__Task details__. Copy the data that follows, character for character, minus the pictures.

[Chart and figure data]
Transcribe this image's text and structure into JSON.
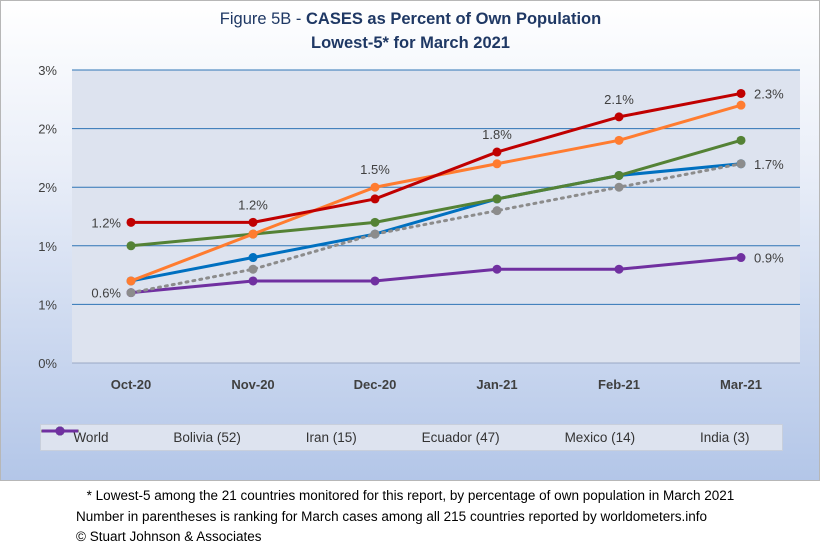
{
  "header": {
    "title_prefix": "Figure 5B - ",
    "title_bold": "CASES as Percent of Own Population",
    "subtitle": "Lowest-5* for March 2021"
  },
  "chart_data": {
    "type": "line",
    "categories": [
      "Oct-20",
      "Nov-20",
      "Dec-20",
      "Jan-21",
      "Feb-21",
      "Mar-21"
    ],
    "y_tick_labels": [
      "0%",
      "1%",
      "1%",
      "2%",
      "2%",
      "3%"
    ],
    "ylim": [
      0,
      2.5
    ],
    "y_ticks": [
      0,
      0.5,
      1.0,
      1.5,
      2.0,
      2.5
    ],
    "grid": true,
    "legend_position": "bottom",
    "series": [
      {
        "name": "World",
        "color": "#8c8c8c",
        "dashed": true,
        "values": [
          0.6,
          0.8,
          1.1,
          1.3,
          1.5,
          1.7
        ]
      },
      {
        "name": "Bolivia (52)",
        "color": "#c00000",
        "dashed": false,
        "values": [
          1.2,
          1.2,
          1.4,
          1.8,
          2.1,
          2.3
        ]
      },
      {
        "name": "Iran (15)",
        "color": "#ff7c30",
        "dashed": false,
        "values": [
          0.7,
          1.1,
          1.5,
          1.7,
          1.9,
          2.2
        ]
      },
      {
        "name": "Ecuador (47)",
        "color": "#548235",
        "dashed": false,
        "values": [
          1.0,
          1.1,
          1.2,
          1.4,
          1.6,
          1.9
        ]
      },
      {
        "name": "Mexico (14)",
        "color": "#0070c0",
        "dashed": false,
        "values": [
          0.7,
          0.9,
          1.1,
          1.4,
          1.6,
          1.7
        ]
      },
      {
        "name": "India (3)",
        "color": "#7030a0",
        "dashed": false,
        "values": [
          0.6,
          0.7,
          0.7,
          0.8,
          0.8,
          0.9
        ]
      }
    ],
    "annotations": [
      {
        "text": "1.2%",
        "category": "Oct-20",
        "value": 1.2,
        "anchor": "left"
      },
      {
        "text": "0.6%",
        "category": "Oct-20",
        "value": 0.6,
        "anchor": "left"
      },
      {
        "text": "1.2%",
        "category": "Nov-20",
        "value": 1.2,
        "anchor": "above"
      },
      {
        "text": "1.5%",
        "category": "Dec-20",
        "value": 1.5,
        "anchor": "above"
      },
      {
        "text": "1.8%",
        "category": "Jan-21",
        "value": 1.8,
        "anchor": "above"
      },
      {
        "text": "2.1%",
        "category": "Feb-21",
        "value": 2.1,
        "anchor": "above"
      },
      {
        "text": "2.3%",
        "category": "Mar-21",
        "value": 2.3,
        "anchor": "right"
      },
      {
        "text": "1.7%",
        "category": "Mar-21",
        "value": 1.7,
        "anchor": "right"
      },
      {
        "text": "0.9%",
        "category": "Mar-21",
        "value": 0.9,
        "anchor": "right"
      }
    ]
  },
  "footnotes": {
    "line1": "* Lowest-5 among the 21 countries monitored for this report, by percentage of own population in March 2021",
    "line2": "Number in parentheses is ranking for March cases among all 215 countries reported by worldometers.info",
    "line3": "© Stuart Johnson & Associates"
  }
}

__Answer to the task__.
Transcribe this image's text and structure into JSON.
{
  "header": {
    "title_prefix": "Figure 5B - ",
    "title_bold": "CASES as Percent of Own Population",
    "subtitle": "Lowest-5* for March 2021"
  },
  "chart_data": {
    "type": "line",
    "categories": [
      "Oct-20",
      "Nov-20",
      "Dec-20",
      "Jan-21",
      "Feb-21",
      "Mar-21"
    ],
    "y_tick_labels": [
      "0%",
      "1%",
      "1%",
      "2%",
      "2%",
      "3%"
    ],
    "ylim": [
      0,
      2.5
    ],
    "y_ticks": [
      0,
      0.5,
      1.0,
      1.5,
      2.0,
      2.5
    ],
    "grid": true,
    "legend_position": "bottom",
    "series": [
      {
        "name": "World",
        "color": "#8c8c8c",
        "dashed": true,
        "values": [
          0.6,
          0.8,
          1.1,
          1.3,
          1.5,
          1.7
        ]
      },
      {
        "name": "Bolivia (52)",
        "color": "#c00000",
        "dashed": false,
        "values": [
          1.2,
          1.2,
          1.4,
          1.8,
          2.1,
          2.3
        ]
      },
      {
        "name": "Iran (15)",
        "color": "#ff7c30",
        "dashed": false,
        "values": [
          0.7,
          1.1,
          1.5,
          1.7,
          1.9,
          2.2
        ]
      },
      {
        "name": "Ecuador (47)",
        "color": "#548235",
        "dashed": false,
        "values": [
          1.0,
          1.1,
          1.2,
          1.4,
          1.6,
          1.9
        ]
      },
      {
        "name": "Mexico (14)",
        "color": "#0070c0",
        "dashed": false,
        "values": [
          0.7,
          0.9,
          1.1,
          1.4,
          1.6,
          1.7
        ]
      },
      {
        "name": "India (3)",
        "color": "#7030a0",
        "dashed": false,
        "values": [
          0.6,
          0.7,
          0.7,
          0.8,
          0.8,
          0.9
        ]
      }
    ],
    "annotations": [
      {
        "text": "1.2%",
        "category": "Oct-20",
        "value": 1.2,
        "anchor": "left"
      },
      {
        "text": "0.6%",
        "category": "Oct-20",
        "value": 0.6,
        "anchor": "left"
      },
      {
        "text": "1.2%",
        "category": "Nov-20",
        "value": 1.2,
        "anchor": "above"
      },
      {
        "text": "1.5%",
        "category": "Dec-20",
        "value": 1.5,
        "anchor": "above"
      },
      {
        "text": "1.8%",
        "category": "Jan-21",
        "value": 1.8,
        "anchor": "above"
      },
      {
        "text": "2.1%",
        "category": "Feb-21",
        "value": 2.1,
        "anchor": "above"
      },
      {
        "text": "2.3%",
        "category": "Mar-21",
        "value": 2.3,
        "anchor": "right"
      },
      {
        "text": "1.7%",
        "category": "Mar-21",
        "value": 1.7,
        "anchor": "right"
      },
      {
        "text": "0.9%",
        "category": "Mar-21",
        "value": 0.9,
        "anchor": "right"
      }
    ]
  },
  "footnotes": {
    "line1": "* Lowest-5 among the 21 countries monitored for this report, by percentage of own population in March 2021",
    "line2": "Number in parentheses is ranking for March cases among all 215 countries reported by worldometers.info",
    "line3": "© Stuart Johnson & Associates"
  }
}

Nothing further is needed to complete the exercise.